Problem description: Quote the records that follow in full, leaving the pictures out.

Information shown:
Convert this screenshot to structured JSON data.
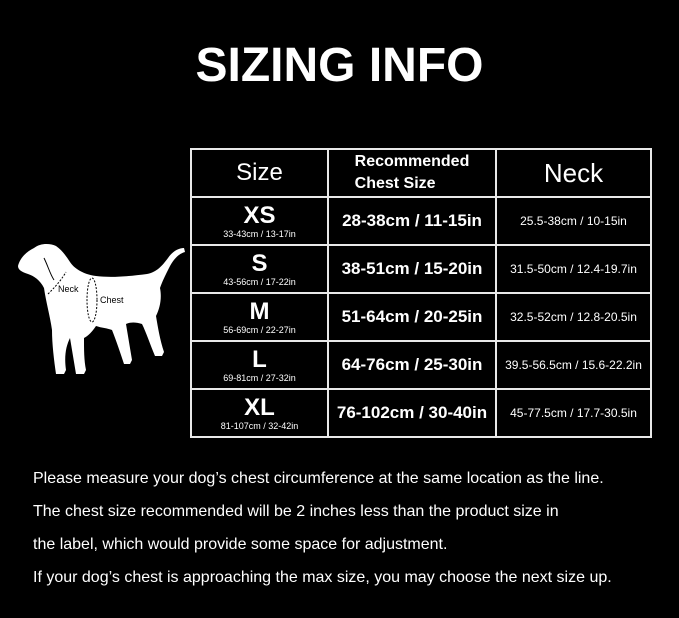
{
  "title": "SIZING INFO",
  "table": {
    "headers": {
      "size": "Size",
      "chest_line1": "Recommended",
      "chest_line2": "Chest Size",
      "neck": "Neck"
    },
    "rows": [
      {
        "size": "XS",
        "product_size": "33-43cm / 13-17in",
        "chest": "28-38cm / 11-15in",
        "neck": "25.5-38cm / 10-15in"
      },
      {
        "size": "S",
        "product_size": "43-56cm / 17-22in",
        "chest": "38-51cm / 15-20in",
        "neck": "31.5-50cm / 12.4-19.7in"
      },
      {
        "size": "M",
        "product_size": "56-69cm / 22-27in",
        "chest": "51-64cm / 20-25in",
        "neck": "32.5-52cm / 12.8-20.5in"
      },
      {
        "size": "L",
        "product_size": "69-81cm / 27-32in",
        "chest": "64-76cm / 25-30in",
        "neck": "39.5-56.5cm / 15.6-22.2in"
      },
      {
        "size": "XL",
        "product_size": "81-107cm / 32-42in",
        "chest": "76-102cm / 30-40in",
        "neck": "45-77.5cm / 17.7-30.5in"
      }
    ]
  },
  "diagram": {
    "neck_label": "Neck",
    "chest_label": "Chest"
  },
  "notes": [
    "Please measure your dog’s chest circumference at the same location as the line.",
    "The chest size recommended will be 2 inches less than the product size in",
    "the label, which would provide some space for adjustment.",
    "If your dog’s chest is approaching the max size, you may choose the next size up."
  ]
}
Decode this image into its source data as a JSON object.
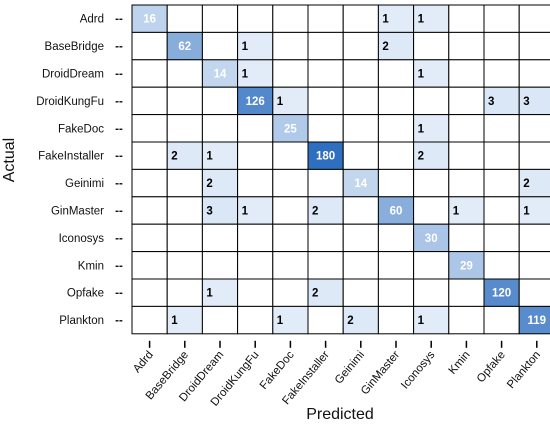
{
  "chart_data": {
    "type": "heatmap",
    "xlabel": "Predicted",
    "ylabel": "Actual",
    "categories": [
      "Adrd",
      "BaseBridge",
      "DroidDream",
      "DroidKungFu",
      "FakeDoc",
      "FakeInstaller",
      "Geinimi",
      "GinMaster",
      "Iconosys",
      "Kmin",
      "Opfake",
      "Plankton"
    ],
    "matrix": [
      [
        16,
        null,
        null,
        null,
        null,
        null,
        null,
        1,
        1,
        null,
        null,
        null
      ],
      [
        null,
        62,
        null,
        1,
        null,
        null,
        null,
        2,
        null,
        null,
        null,
        null
      ],
      [
        null,
        null,
        14,
        1,
        null,
        null,
        null,
        null,
        1,
        null,
        null,
        null
      ],
      [
        null,
        null,
        null,
        126,
        1,
        null,
        null,
        null,
        null,
        null,
        3,
        3
      ],
      [
        null,
        null,
        null,
        null,
        25,
        null,
        null,
        null,
        1,
        null,
        null,
        null
      ],
      [
        null,
        2,
        1,
        null,
        null,
        180,
        null,
        null,
        2,
        null,
        null,
        null
      ],
      [
        null,
        null,
        2,
        null,
        null,
        null,
        14,
        null,
        null,
        null,
        null,
        2
      ],
      [
        null,
        null,
        3,
        1,
        null,
        2,
        null,
        60,
        null,
        1,
        null,
        1
      ],
      [
        null,
        null,
        null,
        null,
        null,
        null,
        null,
        null,
        30,
        null,
        null,
        null
      ],
      [
        null,
        null,
        null,
        null,
        null,
        null,
        null,
        null,
        null,
        29,
        null,
        null
      ],
      [
        null,
        null,
        1,
        null,
        null,
        2,
        null,
        null,
        null,
        null,
        120,
        null
      ],
      [
        null,
        1,
        null,
        null,
        1,
        null,
        2,
        null,
        1,
        null,
        null,
        119
      ]
    ],
    "color_scale": {
      "low": "#eaf2fb",
      "high": "#2f6fbf"
    },
    "grid": true
  }
}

Answer for the task:
Convert this screenshot to structured JSON data.
{
  "title": "SIZING INFO",
  "table": {
    "headers": {
      "size": "Size",
      "chest_line1": "Recommended",
      "chest_line2": "Chest Size",
      "neck": "Neck"
    },
    "rows": [
      {
        "size": "XS",
        "product_size": "33-43cm / 13-17in",
        "chest": "28-38cm / 11-15in",
        "neck": "25.5-38cm / 10-15in"
      },
      {
        "size": "S",
        "product_size": "43-56cm / 17-22in",
        "chest": "38-51cm / 15-20in",
        "neck": "31.5-50cm / 12.4-19.7in"
      },
      {
        "size": "M",
        "product_size": "56-69cm / 22-27in",
        "chest": "51-64cm / 20-25in",
        "neck": "32.5-52cm / 12.8-20.5in"
      },
      {
        "size": "L",
        "product_size": "69-81cm / 27-32in",
        "chest": "64-76cm / 25-30in",
        "neck": "39.5-56.5cm / 15.6-22.2in"
      },
      {
        "size": "XL",
        "product_size": "81-107cm / 32-42in",
        "chest": "76-102cm / 30-40in",
        "neck": "45-77.5cm / 17.7-30.5in"
      }
    ]
  },
  "diagram": {
    "neck_label": "Neck",
    "chest_label": "Chest"
  },
  "notes": [
    "Please measure your dog’s chest circumference at the same location as the line.",
    "The chest size recommended will be 2 inches less than the product size in",
    "the label, which would provide some space for adjustment.",
    "If your dog’s chest is approaching the max size, you may choose the next size up."
  ]
}
Decode this image into its source data as a JSON object.
{
  "chart_data": {
    "type": "heatmap",
    "xlabel": "Predicted",
    "ylabel": "Actual",
    "categories": [
      "Adrd",
      "BaseBridge",
      "DroidDream",
      "DroidKungFu",
      "FakeDoc",
      "FakeInstaller",
      "Geinimi",
      "GinMaster",
      "Iconosys",
      "Kmin",
      "Opfake",
      "Plankton"
    ],
    "matrix": [
      [
        16,
        null,
        null,
        null,
        null,
        null,
        null,
        1,
        1,
        null,
        null,
        null
      ],
      [
        null,
        62,
        null,
        1,
        null,
        null,
        null,
        2,
        null,
        null,
        null,
        null
      ],
      [
        null,
        null,
        14,
        1,
        null,
        null,
        null,
        null,
        1,
        null,
        null,
        null
      ],
      [
        null,
        null,
        null,
        126,
        1,
        null,
        null,
        null,
        null,
        null,
        3,
        3
      ],
      [
        null,
        null,
        null,
        null,
        25,
        null,
        null,
        null,
        1,
        null,
        null,
        null
      ],
      [
        null,
        2,
        1,
        null,
        null,
        180,
        null,
        null,
        2,
        null,
        null,
        null
      ],
      [
        null,
        null,
        2,
        null,
        null,
        null,
        14,
        null,
        null,
        null,
        null,
        2
      ],
      [
        null,
        null,
        3,
        1,
        null,
        2,
        null,
        60,
        null,
        1,
        null,
        1
      ],
      [
        null,
        null,
        null,
        null,
        null,
        null,
        null,
        null,
        30,
        null,
        null,
        null
      ],
      [
        null,
        null,
        null,
        null,
        null,
        null,
        null,
        null,
        null,
        29,
        null,
        null
      ],
      [
        null,
        null,
        1,
        null,
        null,
        2,
        null,
        null,
        null,
        null,
        120,
        null
      ],
      [
        null,
        1,
        null,
        null,
        1,
        null,
        2,
        null,
        1,
        null,
        null,
        119
      ]
    ],
    "color_scale": {
      "low": "#eaf2fb",
      "high": "#2f6fbf"
    },
    "grid": true
  }
}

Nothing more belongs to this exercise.